* [Instructions for the task]:
Select and copy out every line in the records containing "Isabelle".

Extracted records
--- start ---

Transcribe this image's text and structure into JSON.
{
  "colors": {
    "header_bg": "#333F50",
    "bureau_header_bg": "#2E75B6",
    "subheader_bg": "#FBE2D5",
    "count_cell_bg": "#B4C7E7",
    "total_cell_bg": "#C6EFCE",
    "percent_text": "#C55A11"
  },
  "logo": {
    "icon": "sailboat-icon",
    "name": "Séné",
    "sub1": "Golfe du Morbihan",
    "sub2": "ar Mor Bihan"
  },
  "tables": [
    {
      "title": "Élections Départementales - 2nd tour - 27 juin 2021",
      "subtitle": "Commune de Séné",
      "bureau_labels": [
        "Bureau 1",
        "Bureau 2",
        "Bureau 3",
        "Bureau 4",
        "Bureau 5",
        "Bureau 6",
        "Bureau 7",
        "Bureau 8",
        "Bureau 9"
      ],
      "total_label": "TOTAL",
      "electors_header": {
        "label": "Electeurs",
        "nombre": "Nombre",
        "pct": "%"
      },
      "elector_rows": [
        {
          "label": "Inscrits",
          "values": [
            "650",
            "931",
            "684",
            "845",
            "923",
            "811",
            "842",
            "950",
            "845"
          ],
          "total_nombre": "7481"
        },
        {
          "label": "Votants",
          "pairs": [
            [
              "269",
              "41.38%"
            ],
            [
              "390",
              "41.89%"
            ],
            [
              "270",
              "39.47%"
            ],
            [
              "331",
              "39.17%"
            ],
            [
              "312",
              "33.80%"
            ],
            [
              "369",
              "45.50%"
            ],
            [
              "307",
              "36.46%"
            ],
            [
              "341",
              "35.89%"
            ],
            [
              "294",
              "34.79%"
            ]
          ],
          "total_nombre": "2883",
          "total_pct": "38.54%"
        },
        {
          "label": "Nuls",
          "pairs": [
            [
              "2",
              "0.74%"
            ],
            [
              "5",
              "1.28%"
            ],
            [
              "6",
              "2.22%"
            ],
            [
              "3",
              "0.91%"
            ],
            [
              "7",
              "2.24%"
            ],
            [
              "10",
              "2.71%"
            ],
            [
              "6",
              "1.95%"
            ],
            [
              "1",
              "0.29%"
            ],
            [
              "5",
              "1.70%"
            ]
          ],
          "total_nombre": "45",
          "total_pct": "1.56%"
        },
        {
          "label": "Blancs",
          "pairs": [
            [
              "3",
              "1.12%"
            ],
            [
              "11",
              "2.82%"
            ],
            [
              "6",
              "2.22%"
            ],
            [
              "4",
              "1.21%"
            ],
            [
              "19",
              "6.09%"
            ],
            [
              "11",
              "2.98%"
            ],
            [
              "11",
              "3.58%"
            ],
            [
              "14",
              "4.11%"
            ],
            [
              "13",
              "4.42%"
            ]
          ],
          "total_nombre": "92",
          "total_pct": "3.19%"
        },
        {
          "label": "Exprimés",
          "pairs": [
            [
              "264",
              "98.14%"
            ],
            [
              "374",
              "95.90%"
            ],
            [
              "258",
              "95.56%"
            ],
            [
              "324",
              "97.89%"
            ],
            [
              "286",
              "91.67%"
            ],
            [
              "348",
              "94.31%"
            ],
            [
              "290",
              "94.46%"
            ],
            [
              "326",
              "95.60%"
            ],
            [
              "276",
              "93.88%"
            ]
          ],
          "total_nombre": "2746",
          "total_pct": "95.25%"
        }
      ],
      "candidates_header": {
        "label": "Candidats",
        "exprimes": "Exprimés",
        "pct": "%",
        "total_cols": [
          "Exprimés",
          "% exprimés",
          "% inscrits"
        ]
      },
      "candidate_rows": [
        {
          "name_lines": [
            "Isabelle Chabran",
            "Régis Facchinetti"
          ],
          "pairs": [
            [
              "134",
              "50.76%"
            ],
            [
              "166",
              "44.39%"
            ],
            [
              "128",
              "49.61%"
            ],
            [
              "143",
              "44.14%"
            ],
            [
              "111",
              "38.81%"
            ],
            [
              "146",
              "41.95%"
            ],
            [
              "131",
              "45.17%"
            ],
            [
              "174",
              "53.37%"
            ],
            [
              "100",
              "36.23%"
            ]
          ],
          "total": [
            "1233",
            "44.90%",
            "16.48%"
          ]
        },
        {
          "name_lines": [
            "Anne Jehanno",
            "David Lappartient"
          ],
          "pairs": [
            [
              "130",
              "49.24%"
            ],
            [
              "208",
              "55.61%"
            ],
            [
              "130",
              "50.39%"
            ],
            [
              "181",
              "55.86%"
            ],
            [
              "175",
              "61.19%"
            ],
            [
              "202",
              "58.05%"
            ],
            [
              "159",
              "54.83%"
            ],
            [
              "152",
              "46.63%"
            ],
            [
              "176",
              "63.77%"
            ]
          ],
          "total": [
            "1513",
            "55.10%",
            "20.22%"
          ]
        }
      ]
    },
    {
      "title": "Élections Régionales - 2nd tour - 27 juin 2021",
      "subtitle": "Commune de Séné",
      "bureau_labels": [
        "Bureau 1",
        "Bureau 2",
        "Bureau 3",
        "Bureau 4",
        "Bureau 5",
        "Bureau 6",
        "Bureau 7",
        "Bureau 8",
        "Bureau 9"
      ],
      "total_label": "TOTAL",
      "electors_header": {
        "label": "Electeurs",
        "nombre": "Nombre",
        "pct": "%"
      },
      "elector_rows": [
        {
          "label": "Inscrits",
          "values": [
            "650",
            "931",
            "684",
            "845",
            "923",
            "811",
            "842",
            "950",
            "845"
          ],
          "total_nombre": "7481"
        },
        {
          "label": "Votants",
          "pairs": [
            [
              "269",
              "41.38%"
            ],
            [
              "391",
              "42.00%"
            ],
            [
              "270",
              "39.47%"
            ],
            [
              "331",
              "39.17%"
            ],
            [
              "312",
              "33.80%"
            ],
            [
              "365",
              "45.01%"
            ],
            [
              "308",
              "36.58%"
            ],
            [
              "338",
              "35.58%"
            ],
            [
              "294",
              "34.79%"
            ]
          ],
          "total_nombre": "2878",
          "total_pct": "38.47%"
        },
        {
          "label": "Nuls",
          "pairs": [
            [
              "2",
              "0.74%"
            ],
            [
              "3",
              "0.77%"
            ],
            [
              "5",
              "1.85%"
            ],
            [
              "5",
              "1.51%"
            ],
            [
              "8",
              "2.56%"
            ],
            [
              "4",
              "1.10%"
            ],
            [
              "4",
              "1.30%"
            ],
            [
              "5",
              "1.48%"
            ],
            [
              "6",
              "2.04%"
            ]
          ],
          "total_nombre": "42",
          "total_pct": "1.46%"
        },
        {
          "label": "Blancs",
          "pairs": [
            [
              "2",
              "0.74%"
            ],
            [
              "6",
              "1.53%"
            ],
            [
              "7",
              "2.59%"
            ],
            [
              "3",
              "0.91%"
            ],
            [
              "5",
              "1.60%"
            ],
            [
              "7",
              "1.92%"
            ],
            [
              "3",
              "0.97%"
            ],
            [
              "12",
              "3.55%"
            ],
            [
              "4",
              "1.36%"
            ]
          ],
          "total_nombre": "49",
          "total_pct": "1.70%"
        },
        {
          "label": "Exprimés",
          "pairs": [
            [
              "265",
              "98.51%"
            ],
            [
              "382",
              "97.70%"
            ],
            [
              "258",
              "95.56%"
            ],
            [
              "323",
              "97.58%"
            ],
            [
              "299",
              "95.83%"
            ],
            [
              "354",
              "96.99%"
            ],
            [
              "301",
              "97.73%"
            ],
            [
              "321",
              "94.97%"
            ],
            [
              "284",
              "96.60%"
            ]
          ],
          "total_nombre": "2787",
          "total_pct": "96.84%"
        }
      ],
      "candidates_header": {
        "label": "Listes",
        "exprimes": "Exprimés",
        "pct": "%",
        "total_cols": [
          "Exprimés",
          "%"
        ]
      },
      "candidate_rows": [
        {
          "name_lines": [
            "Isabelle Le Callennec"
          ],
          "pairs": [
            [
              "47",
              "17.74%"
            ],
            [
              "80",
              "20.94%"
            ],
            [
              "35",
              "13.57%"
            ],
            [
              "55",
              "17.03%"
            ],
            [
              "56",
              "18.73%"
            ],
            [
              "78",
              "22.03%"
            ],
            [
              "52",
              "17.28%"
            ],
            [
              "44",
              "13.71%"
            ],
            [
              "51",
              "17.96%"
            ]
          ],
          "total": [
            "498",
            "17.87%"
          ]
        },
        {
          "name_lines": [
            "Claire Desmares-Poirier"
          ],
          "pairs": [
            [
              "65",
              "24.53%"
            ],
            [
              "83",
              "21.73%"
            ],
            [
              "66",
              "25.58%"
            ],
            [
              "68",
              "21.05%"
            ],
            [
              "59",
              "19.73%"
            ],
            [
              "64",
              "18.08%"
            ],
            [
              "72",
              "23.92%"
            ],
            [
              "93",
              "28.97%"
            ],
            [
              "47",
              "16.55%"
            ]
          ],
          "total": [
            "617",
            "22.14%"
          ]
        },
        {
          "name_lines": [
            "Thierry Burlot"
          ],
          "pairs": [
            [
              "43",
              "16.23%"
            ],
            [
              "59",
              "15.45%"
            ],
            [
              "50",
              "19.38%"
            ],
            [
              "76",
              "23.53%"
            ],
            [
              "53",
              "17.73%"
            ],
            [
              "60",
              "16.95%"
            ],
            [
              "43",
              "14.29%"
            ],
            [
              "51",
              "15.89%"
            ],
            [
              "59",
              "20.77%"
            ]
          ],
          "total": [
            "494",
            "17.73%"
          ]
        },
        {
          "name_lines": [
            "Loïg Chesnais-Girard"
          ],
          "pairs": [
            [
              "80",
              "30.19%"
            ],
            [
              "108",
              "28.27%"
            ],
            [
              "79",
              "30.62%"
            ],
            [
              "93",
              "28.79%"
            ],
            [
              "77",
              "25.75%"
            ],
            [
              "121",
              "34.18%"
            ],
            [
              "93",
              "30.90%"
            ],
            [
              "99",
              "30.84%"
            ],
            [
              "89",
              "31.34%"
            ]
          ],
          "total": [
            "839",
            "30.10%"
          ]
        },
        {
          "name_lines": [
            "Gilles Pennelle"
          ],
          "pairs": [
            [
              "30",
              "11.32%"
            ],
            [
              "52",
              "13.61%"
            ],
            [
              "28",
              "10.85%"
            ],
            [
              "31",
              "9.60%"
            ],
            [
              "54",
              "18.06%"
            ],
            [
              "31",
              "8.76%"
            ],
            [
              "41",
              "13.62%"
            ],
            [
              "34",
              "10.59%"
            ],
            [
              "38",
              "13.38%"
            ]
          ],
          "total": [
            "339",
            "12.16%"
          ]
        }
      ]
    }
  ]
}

--- end ---

* [Solution for this problem]:
            "Isabelle Chabran",
            "Isabelle Le Callennec"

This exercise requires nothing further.